• [Text segment]
---+---
Jan 17, 2020
2 min read
(Image credit: Dida Chuxing)
Chinese ride-hailing platform Dida Chuxing is seeking up to $300 million in pre-IPO funding from investors including Tencent, Chinese media reported Thursday.
Why it matters: Beijing-based Dida is the second-largest ride-hailing service in China and one of the few to say it is profitable.
If able to raise the targeted amount, Dida is well-positioned to keep eroding Didi’s share of the market, which has been slowing along with the broader economy.
Details: Dida is looking to raise as much as $300 million in a last round of funding before filing for an initial public offering in the US, Chinese media reported Thursday citing people familiar with the matter.
The company has been in talks with potential investors including Tencent with a pre-money valuation of $1 billion, the source said, adding that it is eyeing a US listing, though a date has not yet been set.
The Didi rival expects to double the size of its business to 2 million orders per day this year. Currently around 70% of the traffic on its platform is for its carpooling service, which benefited from Didi’s nationwide suspension of its Hitch carpooling service following two passenger murders in 2018 by drivers. Dida’s carpool service increased tenfold in a year’s time as of mid-2019, according to the report.
A spokeswoman from Dida Chuxing declined to comment when contacted by TechNode on Friday.
Founded in 2014 by Song Zhongjie, a former HP executive, Dida provides taxi-hailing and carpooling services in 359 cities. Its user base of 5.64 million monthly active users (MAUs) as of December is one fifth the size of Didi’s, figures from Chinese mobile internet research firm Trustdata show.
---+---
• [Task A]
According to the Dida Chuxing article, what pre-money valuation has the company discussed with potential investors?
• [Task B]
Write a continuation of the Dida Chuxing article that begins after its final sentence.
This material was taken from a different source than the Dida Chuxing article.

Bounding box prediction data
---+---
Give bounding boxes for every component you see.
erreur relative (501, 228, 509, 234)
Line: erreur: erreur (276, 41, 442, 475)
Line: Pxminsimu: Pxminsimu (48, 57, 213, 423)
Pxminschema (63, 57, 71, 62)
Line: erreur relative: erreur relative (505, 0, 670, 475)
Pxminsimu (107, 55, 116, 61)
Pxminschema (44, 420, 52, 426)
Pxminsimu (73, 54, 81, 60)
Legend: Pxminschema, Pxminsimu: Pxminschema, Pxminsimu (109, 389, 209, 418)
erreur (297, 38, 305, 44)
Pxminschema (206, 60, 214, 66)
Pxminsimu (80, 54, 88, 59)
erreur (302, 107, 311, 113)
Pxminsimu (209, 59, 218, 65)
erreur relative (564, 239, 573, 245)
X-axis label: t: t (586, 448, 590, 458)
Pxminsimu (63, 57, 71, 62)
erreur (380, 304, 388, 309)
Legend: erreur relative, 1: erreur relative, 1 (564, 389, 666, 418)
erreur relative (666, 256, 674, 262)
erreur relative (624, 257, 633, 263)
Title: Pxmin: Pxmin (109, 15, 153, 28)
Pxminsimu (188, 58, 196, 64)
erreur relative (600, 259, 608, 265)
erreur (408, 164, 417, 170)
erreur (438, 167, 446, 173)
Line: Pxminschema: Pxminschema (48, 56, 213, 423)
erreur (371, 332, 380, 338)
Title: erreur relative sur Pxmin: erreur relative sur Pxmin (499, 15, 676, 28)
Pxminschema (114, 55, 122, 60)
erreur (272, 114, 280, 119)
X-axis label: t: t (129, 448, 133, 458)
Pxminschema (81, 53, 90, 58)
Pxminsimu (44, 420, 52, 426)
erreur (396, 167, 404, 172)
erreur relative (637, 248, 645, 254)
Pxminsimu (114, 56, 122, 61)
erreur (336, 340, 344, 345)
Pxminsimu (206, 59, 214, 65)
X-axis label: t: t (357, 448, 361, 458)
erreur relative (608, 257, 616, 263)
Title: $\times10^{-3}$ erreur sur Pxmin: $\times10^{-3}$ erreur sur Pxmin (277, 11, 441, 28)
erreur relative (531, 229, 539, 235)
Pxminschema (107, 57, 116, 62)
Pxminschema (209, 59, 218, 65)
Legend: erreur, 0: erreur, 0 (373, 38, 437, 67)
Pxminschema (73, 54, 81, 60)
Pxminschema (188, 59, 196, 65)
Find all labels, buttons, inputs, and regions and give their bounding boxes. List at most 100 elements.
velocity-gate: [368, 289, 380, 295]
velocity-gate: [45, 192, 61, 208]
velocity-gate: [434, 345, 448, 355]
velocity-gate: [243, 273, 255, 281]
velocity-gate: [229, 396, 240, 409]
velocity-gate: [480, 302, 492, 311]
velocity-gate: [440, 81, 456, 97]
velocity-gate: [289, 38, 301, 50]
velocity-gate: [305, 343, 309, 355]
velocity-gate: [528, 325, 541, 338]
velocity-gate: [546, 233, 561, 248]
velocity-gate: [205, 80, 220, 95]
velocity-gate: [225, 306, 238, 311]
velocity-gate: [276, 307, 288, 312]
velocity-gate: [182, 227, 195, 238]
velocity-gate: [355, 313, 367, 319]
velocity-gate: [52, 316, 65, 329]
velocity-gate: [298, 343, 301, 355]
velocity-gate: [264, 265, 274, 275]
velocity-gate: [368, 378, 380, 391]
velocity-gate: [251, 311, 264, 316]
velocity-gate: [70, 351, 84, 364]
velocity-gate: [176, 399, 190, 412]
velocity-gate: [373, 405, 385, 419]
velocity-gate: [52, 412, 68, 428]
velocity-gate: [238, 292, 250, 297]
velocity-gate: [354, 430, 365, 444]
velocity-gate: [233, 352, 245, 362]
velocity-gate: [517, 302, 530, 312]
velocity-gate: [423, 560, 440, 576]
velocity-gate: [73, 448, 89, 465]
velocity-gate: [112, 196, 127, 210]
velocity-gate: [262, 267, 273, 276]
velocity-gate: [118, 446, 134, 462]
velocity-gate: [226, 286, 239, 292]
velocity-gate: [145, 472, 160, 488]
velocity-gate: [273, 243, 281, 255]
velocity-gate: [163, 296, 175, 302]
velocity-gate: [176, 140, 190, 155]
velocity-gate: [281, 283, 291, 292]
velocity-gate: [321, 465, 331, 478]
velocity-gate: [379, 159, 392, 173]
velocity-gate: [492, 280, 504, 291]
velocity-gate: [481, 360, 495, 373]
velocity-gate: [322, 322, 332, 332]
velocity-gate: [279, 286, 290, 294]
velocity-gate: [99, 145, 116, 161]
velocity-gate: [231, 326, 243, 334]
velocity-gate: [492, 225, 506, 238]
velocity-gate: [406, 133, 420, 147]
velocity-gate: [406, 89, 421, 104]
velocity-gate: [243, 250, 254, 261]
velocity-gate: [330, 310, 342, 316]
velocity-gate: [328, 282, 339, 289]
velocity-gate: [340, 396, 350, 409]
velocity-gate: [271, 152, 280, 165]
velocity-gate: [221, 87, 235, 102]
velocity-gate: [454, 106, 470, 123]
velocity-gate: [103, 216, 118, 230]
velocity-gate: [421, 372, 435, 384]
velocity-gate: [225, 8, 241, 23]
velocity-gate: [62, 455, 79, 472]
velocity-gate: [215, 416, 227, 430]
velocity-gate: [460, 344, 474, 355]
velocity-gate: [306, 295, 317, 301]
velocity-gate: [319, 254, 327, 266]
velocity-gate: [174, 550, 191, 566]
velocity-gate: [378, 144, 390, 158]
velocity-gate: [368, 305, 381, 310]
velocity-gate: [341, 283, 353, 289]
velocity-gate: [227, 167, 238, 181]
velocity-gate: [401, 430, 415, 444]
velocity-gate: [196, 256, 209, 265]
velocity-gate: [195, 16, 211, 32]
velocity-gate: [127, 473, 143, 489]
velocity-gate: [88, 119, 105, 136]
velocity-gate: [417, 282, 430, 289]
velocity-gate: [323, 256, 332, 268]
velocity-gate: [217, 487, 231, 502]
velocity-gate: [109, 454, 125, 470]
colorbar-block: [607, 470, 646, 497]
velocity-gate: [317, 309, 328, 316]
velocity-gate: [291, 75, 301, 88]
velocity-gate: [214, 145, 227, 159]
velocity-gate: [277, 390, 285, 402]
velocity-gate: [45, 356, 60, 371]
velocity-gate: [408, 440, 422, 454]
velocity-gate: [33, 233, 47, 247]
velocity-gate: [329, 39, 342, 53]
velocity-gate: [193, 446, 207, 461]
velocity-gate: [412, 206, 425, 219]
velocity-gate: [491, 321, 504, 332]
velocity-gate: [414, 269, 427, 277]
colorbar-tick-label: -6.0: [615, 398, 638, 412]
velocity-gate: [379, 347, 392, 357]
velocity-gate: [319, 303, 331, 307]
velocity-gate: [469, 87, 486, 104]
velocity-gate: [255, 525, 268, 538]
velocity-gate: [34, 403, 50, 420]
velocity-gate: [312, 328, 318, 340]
---+---
• [Task result A]
$1 billion

• [Task result B]
The company first claimed to be profitable in September, which it attributed primarily to its carpooling and value-added businesses including advertising, car maintenance, and auto insurance. A company executive said it charges RMB 1 to RMB 3 ($0.14 to $0.43) as a service fee from each carpooling order.
Dida has so far recorded a total of four funding rounds including its latest, during which it raised an undisclosed amount from Nio Capital in March 2017.
Its 2015 Series C raised $100 million, led by China Renaissance Capital Investment and followed by existing investors including Yiche, also known as BitAuto, a Nasdaq-listed auto information service provider formed by Nio founder William Li.
Nio Capital is a mobility-focused venture capital firm formed by electric vehicle maker Nio, alongside Sequoia China and HillHouse Capital. Li has been the chairman of the Dida Chuxing board since 2018.
Context: China’s ride-hailing market has started to slow, reporting a 6.3% year-on-year decrease in total daily active usage in the third quarter of 2019, the fifth consecutive quarterly decline, analysts at Sanford C. Bernstein wrote in a report citing figures from Chinese research firm TalkingData.
A reduction in user discounts and subsidies from ride-hailing platforms was the main driver for the decline, the report said.